Written request: Using the material that follows, identify and copy each line with the string "矽肺贰期".
******************************
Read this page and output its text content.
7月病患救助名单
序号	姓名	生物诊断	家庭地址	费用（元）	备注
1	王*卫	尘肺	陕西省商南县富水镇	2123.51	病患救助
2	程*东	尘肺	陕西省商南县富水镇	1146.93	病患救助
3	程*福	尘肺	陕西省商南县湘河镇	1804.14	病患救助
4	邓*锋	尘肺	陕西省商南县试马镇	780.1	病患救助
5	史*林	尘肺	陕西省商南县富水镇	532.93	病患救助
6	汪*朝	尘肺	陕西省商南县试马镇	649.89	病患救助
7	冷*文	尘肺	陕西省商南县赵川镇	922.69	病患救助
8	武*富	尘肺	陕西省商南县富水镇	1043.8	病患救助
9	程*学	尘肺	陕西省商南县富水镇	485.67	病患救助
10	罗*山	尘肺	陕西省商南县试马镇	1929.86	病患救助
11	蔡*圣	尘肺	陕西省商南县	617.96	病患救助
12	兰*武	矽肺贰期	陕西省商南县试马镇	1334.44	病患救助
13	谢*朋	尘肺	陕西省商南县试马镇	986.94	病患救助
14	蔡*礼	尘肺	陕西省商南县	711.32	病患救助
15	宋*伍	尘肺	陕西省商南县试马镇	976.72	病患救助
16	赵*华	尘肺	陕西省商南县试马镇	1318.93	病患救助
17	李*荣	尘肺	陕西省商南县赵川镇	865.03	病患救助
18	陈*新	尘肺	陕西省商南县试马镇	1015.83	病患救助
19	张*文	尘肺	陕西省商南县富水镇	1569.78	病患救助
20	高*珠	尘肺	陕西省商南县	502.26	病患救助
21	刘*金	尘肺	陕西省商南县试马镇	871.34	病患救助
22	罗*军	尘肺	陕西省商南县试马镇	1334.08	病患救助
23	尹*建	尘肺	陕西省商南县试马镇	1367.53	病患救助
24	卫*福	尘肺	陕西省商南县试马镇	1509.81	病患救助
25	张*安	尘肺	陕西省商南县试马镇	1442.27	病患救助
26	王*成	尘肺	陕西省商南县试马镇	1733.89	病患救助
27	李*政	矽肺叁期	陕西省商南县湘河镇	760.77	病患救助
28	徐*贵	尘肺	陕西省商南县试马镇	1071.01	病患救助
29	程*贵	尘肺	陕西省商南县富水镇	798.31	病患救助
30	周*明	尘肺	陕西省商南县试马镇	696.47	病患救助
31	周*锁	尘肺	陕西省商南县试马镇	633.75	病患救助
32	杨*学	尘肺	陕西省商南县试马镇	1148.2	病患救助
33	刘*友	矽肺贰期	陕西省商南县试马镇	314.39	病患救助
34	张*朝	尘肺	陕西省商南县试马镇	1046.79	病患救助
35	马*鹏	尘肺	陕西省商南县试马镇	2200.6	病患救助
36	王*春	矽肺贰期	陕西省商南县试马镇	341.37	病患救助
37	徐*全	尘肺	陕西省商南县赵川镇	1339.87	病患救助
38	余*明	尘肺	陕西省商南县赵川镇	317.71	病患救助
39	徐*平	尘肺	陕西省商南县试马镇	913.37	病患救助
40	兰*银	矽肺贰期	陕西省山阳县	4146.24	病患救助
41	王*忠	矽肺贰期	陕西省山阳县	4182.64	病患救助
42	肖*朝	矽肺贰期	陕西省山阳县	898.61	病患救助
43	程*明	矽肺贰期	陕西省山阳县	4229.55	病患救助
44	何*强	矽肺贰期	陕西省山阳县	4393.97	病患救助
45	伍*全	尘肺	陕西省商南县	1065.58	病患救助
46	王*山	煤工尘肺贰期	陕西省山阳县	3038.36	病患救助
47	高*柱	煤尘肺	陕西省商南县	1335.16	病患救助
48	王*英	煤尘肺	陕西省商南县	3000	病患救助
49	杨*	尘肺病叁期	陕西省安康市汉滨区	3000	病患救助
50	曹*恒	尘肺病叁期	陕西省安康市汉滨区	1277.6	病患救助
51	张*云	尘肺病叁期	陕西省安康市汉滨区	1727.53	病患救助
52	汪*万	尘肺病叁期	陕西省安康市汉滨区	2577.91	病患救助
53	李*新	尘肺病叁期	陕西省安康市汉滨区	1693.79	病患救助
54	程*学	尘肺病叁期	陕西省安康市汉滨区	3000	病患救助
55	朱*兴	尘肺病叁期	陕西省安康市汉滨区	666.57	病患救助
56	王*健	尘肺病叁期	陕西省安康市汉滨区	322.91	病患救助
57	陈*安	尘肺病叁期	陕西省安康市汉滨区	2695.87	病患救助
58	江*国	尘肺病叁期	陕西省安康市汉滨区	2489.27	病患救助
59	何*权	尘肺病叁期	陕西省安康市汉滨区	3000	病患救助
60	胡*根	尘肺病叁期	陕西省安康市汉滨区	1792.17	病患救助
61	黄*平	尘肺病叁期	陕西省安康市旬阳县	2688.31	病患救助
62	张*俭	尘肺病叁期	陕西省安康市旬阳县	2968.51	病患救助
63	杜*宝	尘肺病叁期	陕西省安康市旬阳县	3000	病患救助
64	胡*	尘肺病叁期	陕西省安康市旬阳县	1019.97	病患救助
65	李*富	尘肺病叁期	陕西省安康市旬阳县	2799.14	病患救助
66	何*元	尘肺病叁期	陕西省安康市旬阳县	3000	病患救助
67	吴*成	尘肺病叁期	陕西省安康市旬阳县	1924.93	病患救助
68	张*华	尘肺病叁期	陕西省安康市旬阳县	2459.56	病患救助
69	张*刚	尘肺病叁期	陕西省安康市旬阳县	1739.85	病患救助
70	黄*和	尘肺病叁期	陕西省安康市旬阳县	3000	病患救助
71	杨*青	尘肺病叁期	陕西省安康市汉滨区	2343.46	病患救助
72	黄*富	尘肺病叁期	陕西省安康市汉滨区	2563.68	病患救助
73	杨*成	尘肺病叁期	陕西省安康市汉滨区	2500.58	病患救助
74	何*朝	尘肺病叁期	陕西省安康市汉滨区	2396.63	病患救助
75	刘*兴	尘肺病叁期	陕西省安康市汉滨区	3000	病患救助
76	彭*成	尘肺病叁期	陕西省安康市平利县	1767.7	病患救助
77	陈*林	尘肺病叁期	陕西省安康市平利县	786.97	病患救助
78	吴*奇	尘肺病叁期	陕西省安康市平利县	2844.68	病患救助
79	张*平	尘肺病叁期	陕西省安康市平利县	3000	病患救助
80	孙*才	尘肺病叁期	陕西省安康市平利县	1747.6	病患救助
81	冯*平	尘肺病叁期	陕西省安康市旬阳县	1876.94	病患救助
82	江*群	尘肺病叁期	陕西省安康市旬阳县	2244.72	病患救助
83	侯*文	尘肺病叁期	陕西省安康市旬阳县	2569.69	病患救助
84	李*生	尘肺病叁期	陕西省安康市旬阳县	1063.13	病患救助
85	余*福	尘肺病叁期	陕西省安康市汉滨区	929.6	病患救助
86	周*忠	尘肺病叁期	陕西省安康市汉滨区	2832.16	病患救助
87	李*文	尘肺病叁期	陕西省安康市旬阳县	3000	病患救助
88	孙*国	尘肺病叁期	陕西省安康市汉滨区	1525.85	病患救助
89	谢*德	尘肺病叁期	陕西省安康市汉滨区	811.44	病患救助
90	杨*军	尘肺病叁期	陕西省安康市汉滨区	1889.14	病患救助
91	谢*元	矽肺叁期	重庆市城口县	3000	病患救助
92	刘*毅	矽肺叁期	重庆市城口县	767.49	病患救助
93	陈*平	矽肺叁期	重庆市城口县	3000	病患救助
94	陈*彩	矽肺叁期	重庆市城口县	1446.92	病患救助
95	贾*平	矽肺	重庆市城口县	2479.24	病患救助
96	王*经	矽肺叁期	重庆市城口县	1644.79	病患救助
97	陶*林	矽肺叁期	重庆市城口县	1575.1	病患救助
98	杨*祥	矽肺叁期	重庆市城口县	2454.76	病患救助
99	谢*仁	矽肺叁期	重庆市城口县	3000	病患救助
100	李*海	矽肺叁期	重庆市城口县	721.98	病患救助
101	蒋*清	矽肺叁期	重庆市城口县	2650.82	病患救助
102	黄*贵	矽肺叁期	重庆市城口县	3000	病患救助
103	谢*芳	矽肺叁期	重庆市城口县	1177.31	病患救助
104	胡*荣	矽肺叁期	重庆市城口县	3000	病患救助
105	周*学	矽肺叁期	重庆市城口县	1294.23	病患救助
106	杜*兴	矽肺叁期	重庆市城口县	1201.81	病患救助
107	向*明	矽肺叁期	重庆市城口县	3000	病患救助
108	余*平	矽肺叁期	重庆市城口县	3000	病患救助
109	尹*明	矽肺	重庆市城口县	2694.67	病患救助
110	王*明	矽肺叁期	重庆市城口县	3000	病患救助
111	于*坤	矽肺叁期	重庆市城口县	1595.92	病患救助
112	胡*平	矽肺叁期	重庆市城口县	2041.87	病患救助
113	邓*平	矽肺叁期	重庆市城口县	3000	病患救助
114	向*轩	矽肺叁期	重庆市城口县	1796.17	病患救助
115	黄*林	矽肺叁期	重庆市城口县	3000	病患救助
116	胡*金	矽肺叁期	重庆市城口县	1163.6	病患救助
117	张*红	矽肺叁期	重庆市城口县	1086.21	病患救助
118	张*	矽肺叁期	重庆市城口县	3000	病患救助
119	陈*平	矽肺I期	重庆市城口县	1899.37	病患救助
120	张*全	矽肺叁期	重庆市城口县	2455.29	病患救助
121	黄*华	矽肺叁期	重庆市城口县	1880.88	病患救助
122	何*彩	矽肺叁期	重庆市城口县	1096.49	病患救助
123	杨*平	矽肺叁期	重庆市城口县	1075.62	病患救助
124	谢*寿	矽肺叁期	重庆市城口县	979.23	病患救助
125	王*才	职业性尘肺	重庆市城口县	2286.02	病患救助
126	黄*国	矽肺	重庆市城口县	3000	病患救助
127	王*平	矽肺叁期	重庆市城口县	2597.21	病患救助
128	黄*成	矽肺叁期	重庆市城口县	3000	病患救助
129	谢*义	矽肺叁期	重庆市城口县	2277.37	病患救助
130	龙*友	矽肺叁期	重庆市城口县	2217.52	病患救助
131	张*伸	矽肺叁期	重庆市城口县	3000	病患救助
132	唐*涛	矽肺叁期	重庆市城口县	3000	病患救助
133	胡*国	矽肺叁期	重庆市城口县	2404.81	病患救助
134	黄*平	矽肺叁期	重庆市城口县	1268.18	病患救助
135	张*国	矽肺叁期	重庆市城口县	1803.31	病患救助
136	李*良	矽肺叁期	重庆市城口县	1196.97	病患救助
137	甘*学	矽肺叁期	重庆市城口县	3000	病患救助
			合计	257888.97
******************************
Task answer:
12	兰*武	矽肺贰期	陕西省商南县试马镇	1334.44	病患救助
33	刘*友	矽肺贰期	陕西省商南县试马镇	314.39	病患救助
36	王*春	矽肺贰期	陕西省商南县试马镇	341.37	病患救助
40	兰*银	矽肺贰期	陕西省山阳县	4146.24	病患救助
41	王*忠	矽肺贰期	陕西省山阳县	4182.64	病患救助
42	肖*朝	矽肺贰期	陕西省山阳县	898.61	病患救助
43	程*明	矽肺贰期	陕西省山阳县	4229.55	病患救助
44	何*强	矽肺贰期	陕西省山阳县	4393.97	病患救助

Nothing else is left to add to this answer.